### DATA EXCERPTS ###

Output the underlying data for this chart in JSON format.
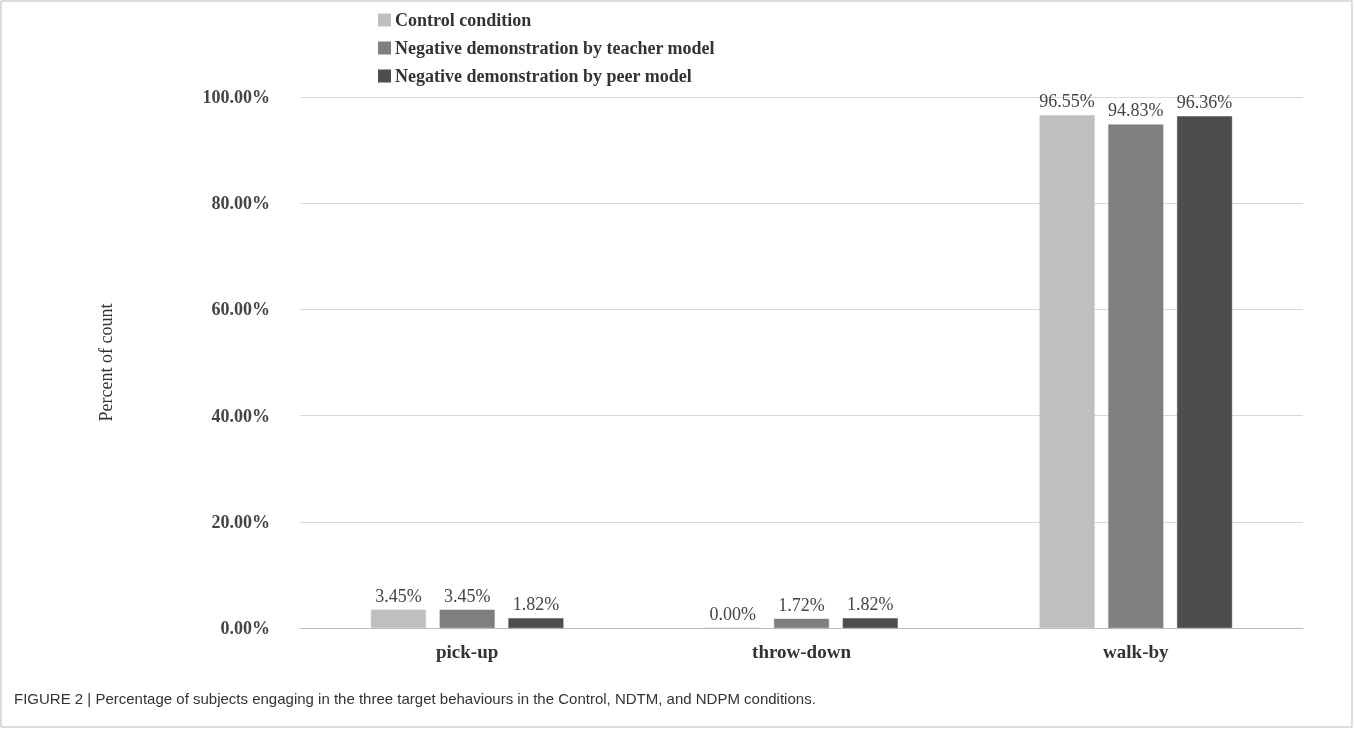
{
  "chart_data": {
    "type": "bar",
    "ylabel": "Percent of count",
    "categories": [
      "pick-up",
      "throw-down",
      "walk-by"
    ],
    "series": [
      {
        "name": "Control condition",
        "color": "#bfbfbf",
        "values": [
          3.45,
          0,
          96.55
        ],
        "value_labels": [
          "3.45%",
          "0.00%",
          "96.55%"
        ]
      },
      {
        "name": "Negative demonstration by teacher model",
        "color": "#7f7f7f",
        "values": [
          3.45,
          1.72,
          94.83
        ],
        "value_labels": [
          "3.45%",
          "1.72%",
          "94.83%"
        ]
      },
      {
        "name": "Negative demonstration by peer model",
        "color": "#4d4d4d",
        "values": [
          1.82,
          1.82,
          96.36
        ],
        "value_labels": [
          "1.82%",
          "1.82%",
          "96.36%"
        ]
      }
    ],
    "ylim": [
      0,
      100
    ],
    "yticks": [
      {
        "value": 0,
        "label": "0.00%"
      },
      {
        "value": 20,
        "label": "20.00%"
      },
      {
        "value": 40,
        "label": "40.00%"
      },
      {
        "value": 60,
        "label": "60.00%"
      },
      {
        "value": 80,
        "label": "80.00%"
      },
      {
        "value": 100,
        "label": "100.00%"
      }
    ],
    "grid": "y",
    "legend": "top",
    "annotations": [
      "FIGURE 2 | Percentage of subjects engaging in the three target behaviours in the Control, NDTM, and NDPM conditions."
    ]
  }
}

###

**SET TASK:**
Without the pictures, transcribe the listing above exactly.

**ANSWER TO THE PROBLEM:**
Output the underlying data for this chart in JSON format.
{
  "chart_data": {
    "type": "bar",
    "ylabel": "Percent of count",
    "categories": [
      "pick-up",
      "throw-down",
      "walk-by"
    ],
    "series": [
      {
        "name": "Control condition",
        "color": "#bfbfbf",
        "values": [
          3.45,
          0,
          96.55
        ],
        "value_labels": [
          "3.45%",
          "0.00%",
          "96.55%"
        ]
      },
      {
        "name": "Negative demonstration by teacher model",
        "color": "#7f7f7f",
        "values": [
          3.45,
          1.72,
          94.83
        ],
        "value_labels": [
          "3.45%",
          "1.72%",
          "94.83%"
        ]
      },
      {
        "name": "Negative demonstration by peer model",
        "color": "#4d4d4d",
        "values": [
          1.82,
          1.82,
          96.36
        ],
        "value_labels": [
          "1.82%",
          "1.82%",
          "96.36%"
        ]
      }
    ],
    "ylim": [
      0,
      100
    ],
    "yticks": [
      {
        "value": 0,
        "label": "0.00%"
      },
      {
        "value": 20,
        "label": "20.00%"
      },
      {
        "value": 40,
        "label": "40.00%"
      },
      {
        "value": 60,
        "label": "60.00%"
      },
      {
        "value": 80,
        "label": "80.00%"
      },
      {
        "value": 100,
        "label": "100.00%"
      }
    ],
    "grid": "y",
    "legend": "top",
    "annotations": [
      "FIGURE 2 | Percentage of subjects engaging in the three target behaviours in the Control, NDTM, and NDPM conditions."
    ]
  }
}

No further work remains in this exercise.